▼▼▼

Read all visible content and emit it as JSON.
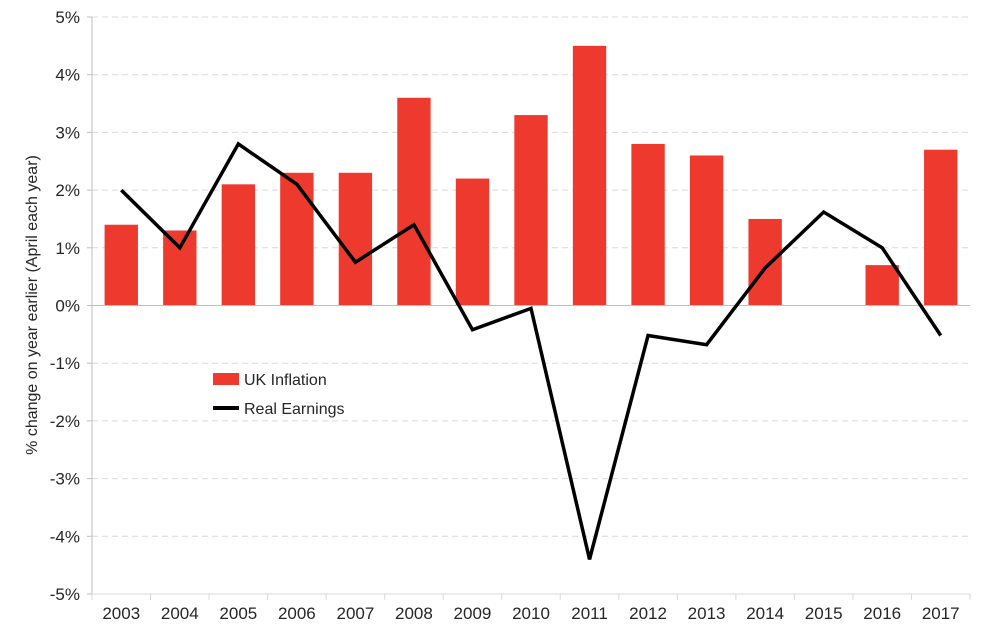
{
  "chart_data": {
    "type": "bar",
    "title": "",
    "xlabel": "",
    "ylabel": "% change on year earlier (April each year)",
    "categories": [
      "2003",
      "2004",
      "2005",
      "2006",
      "2007",
      "2008",
      "2009",
      "2010",
      "2011",
      "2012",
      "2013",
      "2014",
      "2015",
      "2016",
      "2017"
    ],
    "series": [
      {
        "name": "UK Inflation",
        "type": "bar",
        "color": "#ee3a2e",
        "values": [
          1.4,
          1.3,
          2.1,
          2.3,
          2.3,
          3.6,
          2.2,
          3.3,
          4.5,
          2.8,
          2.6,
          1.5,
          0.0,
          0.7,
          2.7
        ]
      },
      {
        "name": "Real Earnings",
        "type": "line",
        "color": "#000000",
        "values": [
          2.0,
          1.0,
          2.8,
          2.1,
          0.75,
          1.4,
          -0.42,
          -0.05,
          -4.4,
          -0.52,
          -0.68,
          0.65,
          1.62,
          1.0,
          -0.52
        ]
      }
    ],
    "ylim": [
      -5,
      5
    ],
    "yticks": [
      -5,
      -4,
      -3,
      -2,
      -1,
      0,
      1,
      2,
      3,
      4,
      5
    ],
    "ytick_labels": [
      "-5%",
      "-4%",
      "-3%",
      "-2%",
      "-1%",
      "0%",
      "1%",
      "2%",
      "3%",
      "4%",
      "5%"
    ],
    "grid": "horizontal dashed",
    "legend_position": "inside-left-middle"
  }
}
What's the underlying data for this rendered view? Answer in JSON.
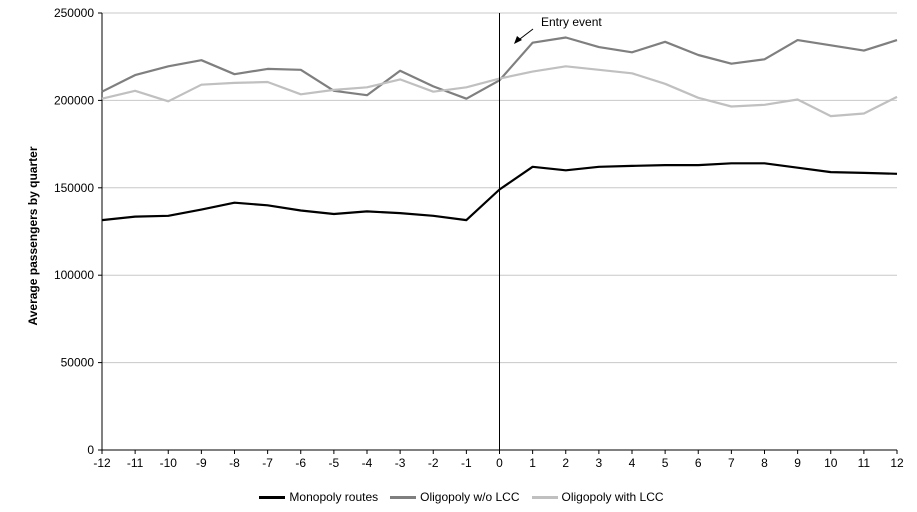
{
  "chart_data": {
    "type": "line",
    "title": "",
    "xlabel": "",
    "ylabel": "Average passengers by quarter",
    "x": [
      -12,
      -11,
      -10,
      -9,
      -8,
      -7,
      -6,
      -5,
      -4,
      -3,
      -2,
      -1,
      0,
      1,
      2,
      3,
      4,
      5,
      6,
      7,
      8,
      9,
      10,
      11,
      12
    ],
    "ylim": [
      0,
      250000
    ],
    "yticks": [
      0,
      50000,
      100000,
      150000,
      200000,
      250000
    ],
    "grid": "horizontal",
    "legend_position": "bottom",
    "series": [
      {
        "name": "Monopoly routes",
        "color": "#000000",
        "values": [
          131500,
          133500,
          134000,
          137500,
          141500,
          140000,
          137000,
          135000,
          136500,
          135500,
          134000,
          131500,
          149000,
          162000,
          160000,
          162000,
          162500,
          163000,
          163000,
          164000,
          164000,
          161500,
          159000,
          158500,
          158000
        ]
      },
      {
        "name": "Oligopoly w/o LCC",
        "color": "#7f7f7f",
        "values": [
          205000,
          214500,
          219500,
          223000,
          215000,
          218000,
          217500,
          205500,
          203000,
          217000,
          208000,
          201000,
          211500,
          233000,
          236000,
          230500,
          227500,
          233500,
          226000,
          221000,
          223500,
          234500,
          231500,
          228500,
          234500
        ]
      },
      {
        "name": "Oligopoly with LCC",
        "color": "#c0c0c0",
        "values": [
          201000,
          205500,
          199500,
          209000,
          210000,
          210500,
          203500,
          206000,
          207500,
          212000,
          205000,
          207500,
          212500,
          216500,
          219500,
          217500,
          215500,
          209500,
          201500,
          196500,
          197500,
          200500,
          191000,
          192500,
          202000
        ]
      }
    ],
    "event_line": {
      "x": 0
    },
    "annotations": [
      {
        "text": "Entry event",
        "x": 1,
        "y": 245000
      }
    ]
  }
}
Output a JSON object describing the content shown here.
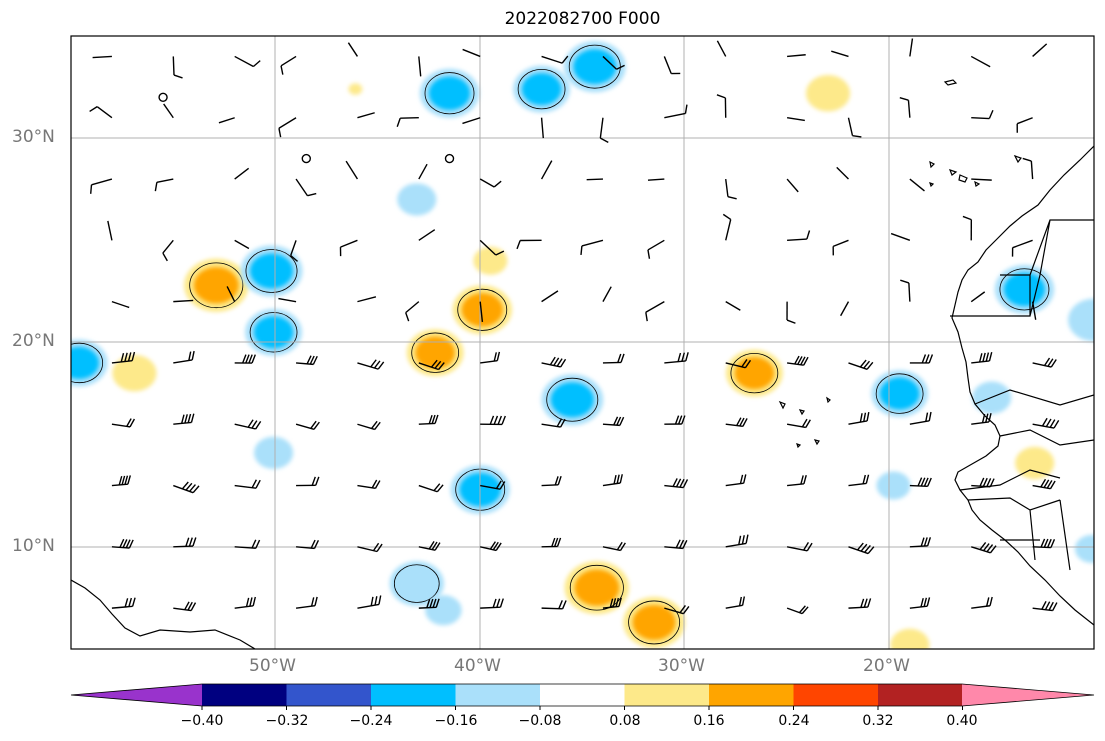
{
  "title": "2022082700 F000",
  "axes": {
    "lat_labels": [
      "30°N",
      "20°N",
      "10°N"
    ],
    "lon_labels": [
      "50°W",
      "40°W",
      "30°W",
      "20°W"
    ]
  },
  "colorbar": {
    "ticks": [
      "−0.40",
      "−0.32",
      "−0.24",
      "−0.16",
      "−0.08",
      "0.08",
      "0.16",
      "0.24",
      "0.32",
      "0.40"
    ],
    "colors": [
      "#9933cc",
      "#000080",
      "#3355cc",
      "#00bfff",
      "#aae0fa",
      "#ffffff",
      "#fde98a",
      "#ffa500",
      "#ff4500",
      "#b22222",
      "#ff88aa"
    ]
  },
  "field": {
    "lon_range": [
      -60,
      -10
    ],
    "lat_range": [
      5,
      35
    ],
    "anomaly_blobs": [
      {
        "lon": -41.5,
        "lat": 32.2,
        "value": -0.18
      },
      {
        "lon": -37,
        "lat": 32.4,
        "value": -0.17
      },
      {
        "lon": -34.4,
        "lat": 33.5,
        "value": -0.19
      },
      {
        "lon": -46.1,
        "lat": 32.4,
        "value": 0.0
      },
      {
        "lon": -52.9,
        "lat": 22.8,
        "value": 0.2
      },
      {
        "lon": -50.2,
        "lat": 23.5,
        "value": -0.19
      },
      {
        "lon": -50.1,
        "lat": 20.5,
        "value": -0.17
      },
      {
        "lon": -59.6,
        "lat": 19.0,
        "value": -0.17
      },
      {
        "lon": -56.9,
        "lat": 18.5,
        "value": 0.12
      },
      {
        "lon": -50.1,
        "lat": 14.6,
        "value": -0.1
      },
      {
        "lon": -39.9,
        "lat": 21.6,
        "value": 0.18
      },
      {
        "lon": -42.2,
        "lat": 19.5,
        "value": 0.17
      },
      {
        "lon": -39.5,
        "lat": 24.0,
        "value": 0.08
      },
      {
        "lon": -43.1,
        "lat": 27.0,
        "value": -0.1
      },
      {
        "lon": -35.5,
        "lat": 17.2,
        "value": -0.19
      },
      {
        "lon": -40,
        "lat": 12.8,
        "value": -0.18
      },
      {
        "lon": -26.6,
        "lat": 18.5,
        "value": 0.17
      },
      {
        "lon": -23.0,
        "lat": 32.2,
        "value": 0.12
      },
      {
        "lon": -19.5,
        "lat": 17.5,
        "value": -0.17
      },
      {
        "lon": -15.0,
        "lat": 17.3,
        "value": -0.1
      },
      {
        "lon": -13.4,
        "lat": 22.6,
        "value": -0.18
      },
      {
        "lon": -10.0,
        "lat": 21.1,
        "value": -0.15
      },
      {
        "lon": -19.8,
        "lat": 13.0,
        "value": -0.08
      },
      {
        "lon": -12.9,
        "lat": 14.1,
        "value": 0.1
      },
      {
        "lon": -10.1,
        "lat": 9.9,
        "value": -0.08
      },
      {
        "lon": -43.1,
        "lat": 8.2,
        "value": -0.16
      },
      {
        "lon": -41.8,
        "lat": 6.9,
        "value": -0.09
      },
      {
        "lon": -34.3,
        "lat": 8.0,
        "value": 0.2
      },
      {
        "lon": -31.5,
        "lat": 6.3,
        "value": 0.19
      },
      {
        "lon": -19.0,
        "lat": 5.2,
        "value": 0.1
      }
    ]
  }
}
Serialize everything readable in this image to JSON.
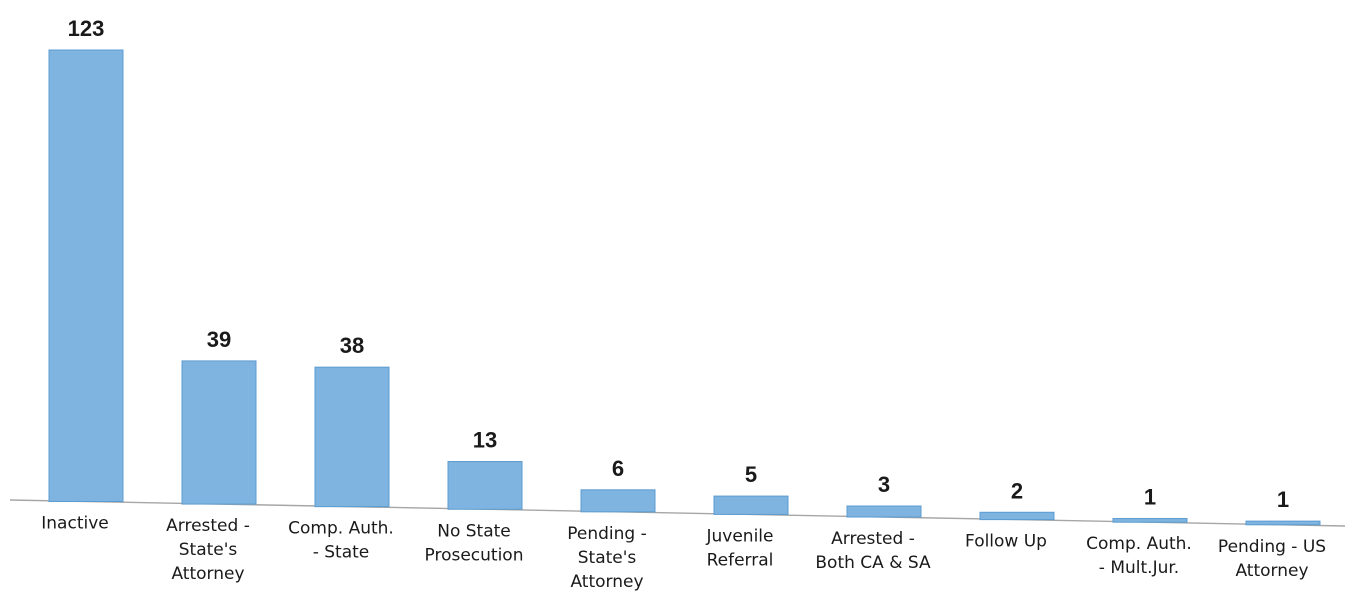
{
  "chart_data": {
    "type": "bar",
    "title": "",
    "xlabel": "",
    "ylabel": "",
    "categories": [
      [
        "Inactive"
      ],
      [
        "Arrested -",
        "State's",
        "Attorney"
      ],
      [
        "Comp. Auth.",
        "- State"
      ],
      [
        "No State",
        "Prosecution"
      ],
      [
        "Pending -",
        "State's",
        "Attorney"
      ],
      [
        "Juvenile",
        "Referral"
      ],
      [
        "Arrested -",
        "Both CA & SA"
      ],
      [
        "Follow Up"
      ],
      [
        "Comp. Auth.",
        "- Mult.Jur."
      ],
      [
        "Pending - US",
        "Attorney"
      ]
    ],
    "values": [
      123,
      39,
      38,
      13,
      6,
      5,
      3,
      2,
      1,
      1
    ],
    "ylim": [
      0,
      123
    ],
    "grid": false,
    "data_labels": true,
    "colors": {
      "bar_fill": "#7fb4e0",
      "bar_stroke": "#5b9bd0",
      "axis": "#a6a6a6"
    }
  }
}
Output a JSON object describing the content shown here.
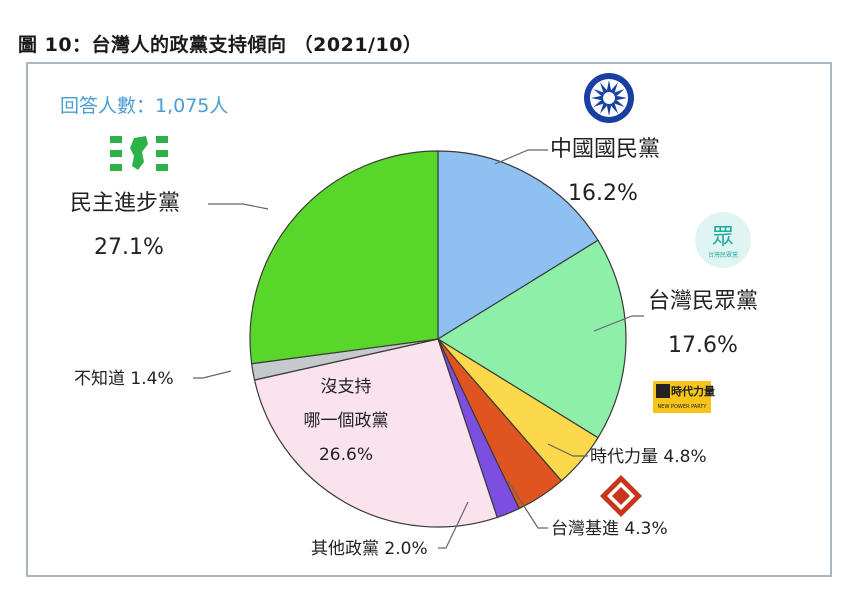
{
  "figure_title": "圖 10：台灣人的政黨支持傾向 （2021/10）",
  "respondents_label": "回答人數：1,075人",
  "logo_texts": {
    "tpp": "眾",
    "tpp_sub": "台灣民眾黨",
    "npp": "時代力量",
    "npp_sub": "NEW POWER PARTY"
  },
  "chart_data": {
    "type": "pie",
    "title": "圖 10：台灣人的政黨支持傾向 （2021/10）",
    "slices": [
      {
        "label": "中國國民黨",
        "value": 16.2,
        "display": "16.2%",
        "color": "#8ec1f2"
      },
      {
        "label": "台灣民眾黨",
        "value": 17.6,
        "display": "17.6%",
        "color": "#8ef0a8"
      },
      {
        "label": "時代力量",
        "value": 4.8,
        "display": "4.8%",
        "color": "#fcd94a"
      },
      {
        "label": "台灣基進",
        "value": 4.3,
        "display": "4.3%",
        "color": "#e0551f"
      },
      {
        "label": "其他政黨",
        "value": 2.0,
        "display": "2.0%",
        "color": "#7c4fe0"
      },
      {
        "label": "沒支持哪一個政黨",
        "value": 26.6,
        "display": "26.6%",
        "color": "#fbe3ee"
      },
      {
        "label": "不知道",
        "value": 1.4,
        "display": "1.4%",
        "color": "#c5c9cc"
      },
      {
        "label": "民主進步黨",
        "value": 27.1,
        "display": "27.1%",
        "color": "#58d62a"
      }
    ],
    "labels": {
      "kmt_name": "中國國民黨",
      "kmt_pct": "16.2%",
      "tpp_name": "台灣民眾黨",
      "tpp_pct": "17.6%",
      "npp_text": "時代力量 4.8%",
      "tsp_text": "台灣基進 4.3%",
      "other_text": "其他政黨 2.0%",
      "none_line1": "沒支持",
      "none_line2": "哪一個政黨",
      "none_pct": "26.6%",
      "unknown_text": "不知道 1.4%",
      "dpp_name": "民主進步黨",
      "dpp_pct": "27.1%"
    },
    "legend": "none"
  }
}
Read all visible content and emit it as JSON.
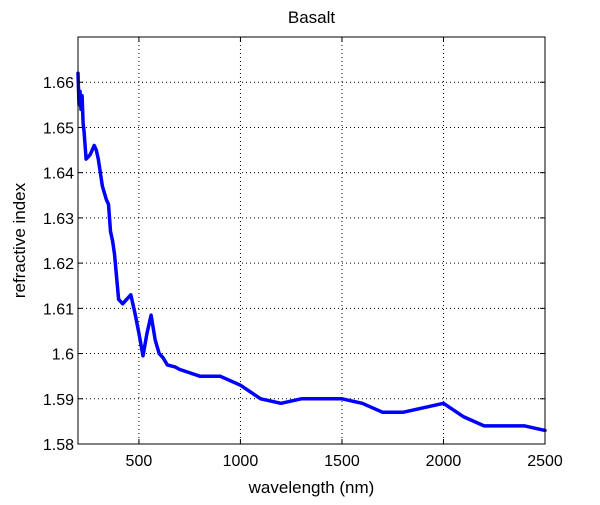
{
  "chart_data": {
    "type": "line",
    "title": "Basalt",
    "xlabel": "wavelength (nm)",
    "ylabel": "refractive index",
    "xlim": [
      200,
      2500
    ],
    "ylim": [
      1.58,
      1.67
    ],
    "grid": true,
    "x_ticks": [
      500,
      1000,
      1500,
      2000,
      2500
    ],
    "x_tick_labels": [
      "500",
      "1000",
      "1500",
      "2000",
      "2500"
    ],
    "y_ticks": [
      1.58,
      1.59,
      1.6,
      1.61,
      1.62,
      1.63,
      1.64,
      1.65,
      1.66
    ],
    "y_tick_labels": [
      "1.58",
      "1.59",
      "1.6",
      "1.61",
      "1.62",
      "1.63",
      "1.64",
      "1.65",
      "1.66"
    ],
    "series": [
      {
        "color": "#0000ff",
        "x": [
          200,
          205,
          210,
          215,
          220,
          225,
          230,
          240,
          250,
          260,
          270,
          280,
          290,
          300,
          320,
          340,
          350,
          360,
          370,
          380,
          400,
          420,
          440,
          460,
          480,
          500,
          520,
          540,
          560,
          580,
          600,
          620,
          640,
          680,
          700,
          800,
          900,
          1000,
          1100,
          1200,
          1300,
          1400,
          1500,
          1600,
          1700,
          1800,
          1900,
          2000,
          2100,
          2200,
          2300,
          2400,
          2500
        ],
        "y": [
          1.662,
          1.655,
          1.658,
          1.654,
          1.657,
          1.651,
          1.649,
          1.643,
          1.6435,
          1.644,
          1.645,
          1.646,
          1.645,
          1.643,
          1.637,
          1.634,
          1.633,
          1.627,
          1.625,
          1.622,
          1.612,
          1.611,
          1.612,
          1.613,
          1.609,
          1.6045,
          1.5995,
          1.6045,
          1.6085,
          1.603,
          1.6,
          1.599,
          1.5975,
          1.597,
          1.5965,
          1.595,
          1.595,
          1.593,
          1.59,
          1.589,
          1.59,
          1.59,
          1.59,
          1.589,
          1.587,
          1.587,
          1.588,
          1.589,
          1.586,
          1.584,
          1.584,
          1.584,
          1.583
        ]
      }
    ]
  }
}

▲▲▲

• Goal:
Exactly how many lines of the material contain the word "display"? Write the number alone.

• Worked answer:
8